--- START ---

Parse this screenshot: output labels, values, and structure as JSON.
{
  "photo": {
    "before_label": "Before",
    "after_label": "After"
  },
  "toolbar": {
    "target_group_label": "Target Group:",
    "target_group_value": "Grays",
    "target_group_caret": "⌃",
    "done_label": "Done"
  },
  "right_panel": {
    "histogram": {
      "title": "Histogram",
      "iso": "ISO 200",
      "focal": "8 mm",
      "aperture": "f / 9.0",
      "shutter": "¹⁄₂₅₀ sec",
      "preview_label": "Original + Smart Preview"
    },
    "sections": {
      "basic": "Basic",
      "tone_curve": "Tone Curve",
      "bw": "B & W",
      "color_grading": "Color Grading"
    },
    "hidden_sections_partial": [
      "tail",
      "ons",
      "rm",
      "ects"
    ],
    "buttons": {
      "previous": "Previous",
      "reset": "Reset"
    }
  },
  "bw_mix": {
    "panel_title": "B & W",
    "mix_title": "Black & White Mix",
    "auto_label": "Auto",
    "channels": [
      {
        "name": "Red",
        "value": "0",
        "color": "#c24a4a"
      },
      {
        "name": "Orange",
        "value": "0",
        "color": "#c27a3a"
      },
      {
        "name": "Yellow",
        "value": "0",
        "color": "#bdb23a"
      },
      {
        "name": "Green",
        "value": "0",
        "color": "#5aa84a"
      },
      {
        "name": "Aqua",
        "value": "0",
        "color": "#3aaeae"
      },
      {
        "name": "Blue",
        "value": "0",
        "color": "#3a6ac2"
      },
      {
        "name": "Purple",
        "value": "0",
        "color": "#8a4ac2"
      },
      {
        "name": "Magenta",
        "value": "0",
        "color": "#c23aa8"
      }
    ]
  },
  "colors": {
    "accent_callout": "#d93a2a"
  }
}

--- END ---
--- START ---

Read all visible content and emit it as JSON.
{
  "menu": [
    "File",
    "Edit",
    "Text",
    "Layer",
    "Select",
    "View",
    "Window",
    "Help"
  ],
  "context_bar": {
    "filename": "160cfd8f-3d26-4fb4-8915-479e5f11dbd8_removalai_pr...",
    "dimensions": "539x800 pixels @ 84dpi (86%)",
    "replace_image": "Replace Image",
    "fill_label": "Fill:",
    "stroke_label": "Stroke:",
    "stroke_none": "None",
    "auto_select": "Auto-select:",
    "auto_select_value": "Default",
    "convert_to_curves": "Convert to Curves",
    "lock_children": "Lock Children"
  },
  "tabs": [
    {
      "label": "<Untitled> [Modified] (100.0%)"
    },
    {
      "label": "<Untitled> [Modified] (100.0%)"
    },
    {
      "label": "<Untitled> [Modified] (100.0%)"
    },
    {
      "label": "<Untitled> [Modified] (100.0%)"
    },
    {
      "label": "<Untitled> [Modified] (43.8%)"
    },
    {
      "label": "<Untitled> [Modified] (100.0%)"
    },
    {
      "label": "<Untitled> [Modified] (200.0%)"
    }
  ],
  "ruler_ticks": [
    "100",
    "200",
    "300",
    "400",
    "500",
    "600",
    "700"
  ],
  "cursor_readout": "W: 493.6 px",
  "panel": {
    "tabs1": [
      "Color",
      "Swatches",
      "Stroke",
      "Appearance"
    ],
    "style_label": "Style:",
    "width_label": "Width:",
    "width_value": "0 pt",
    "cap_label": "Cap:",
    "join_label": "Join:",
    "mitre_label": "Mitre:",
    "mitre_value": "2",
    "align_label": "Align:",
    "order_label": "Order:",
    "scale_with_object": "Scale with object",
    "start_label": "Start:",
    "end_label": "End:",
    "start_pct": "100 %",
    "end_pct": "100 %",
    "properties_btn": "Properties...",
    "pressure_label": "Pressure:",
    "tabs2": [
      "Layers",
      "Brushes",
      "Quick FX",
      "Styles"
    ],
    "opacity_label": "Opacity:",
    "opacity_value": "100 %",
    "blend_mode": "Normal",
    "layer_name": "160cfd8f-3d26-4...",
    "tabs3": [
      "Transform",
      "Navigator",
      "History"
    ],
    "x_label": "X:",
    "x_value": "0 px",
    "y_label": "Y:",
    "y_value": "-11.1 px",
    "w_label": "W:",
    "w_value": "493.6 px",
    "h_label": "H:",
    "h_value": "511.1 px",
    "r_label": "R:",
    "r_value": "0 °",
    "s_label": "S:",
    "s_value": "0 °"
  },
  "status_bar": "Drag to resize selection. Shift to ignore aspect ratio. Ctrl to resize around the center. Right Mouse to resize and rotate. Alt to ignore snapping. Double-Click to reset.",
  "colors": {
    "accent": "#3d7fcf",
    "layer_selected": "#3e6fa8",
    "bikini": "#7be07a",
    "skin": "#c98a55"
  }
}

--- END ---
--- START ---

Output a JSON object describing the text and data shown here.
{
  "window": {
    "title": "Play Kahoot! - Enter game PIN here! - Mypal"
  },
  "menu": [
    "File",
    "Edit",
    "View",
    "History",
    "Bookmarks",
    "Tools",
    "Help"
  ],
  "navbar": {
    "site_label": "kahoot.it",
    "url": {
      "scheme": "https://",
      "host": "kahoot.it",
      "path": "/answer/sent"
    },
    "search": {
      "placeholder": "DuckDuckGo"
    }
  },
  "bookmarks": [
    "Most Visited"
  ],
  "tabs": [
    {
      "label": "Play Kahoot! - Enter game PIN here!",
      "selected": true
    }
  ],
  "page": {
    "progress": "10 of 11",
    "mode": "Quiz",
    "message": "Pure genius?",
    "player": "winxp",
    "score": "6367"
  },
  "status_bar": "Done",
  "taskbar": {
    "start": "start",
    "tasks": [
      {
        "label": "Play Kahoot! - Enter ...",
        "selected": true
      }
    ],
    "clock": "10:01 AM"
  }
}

--- END ---

Task: Copy all lines from the material that contain "object".

Solution to the exercise:
    "scale_with_object": "Scale with object",
Output a JSON object describing the text and data shown here.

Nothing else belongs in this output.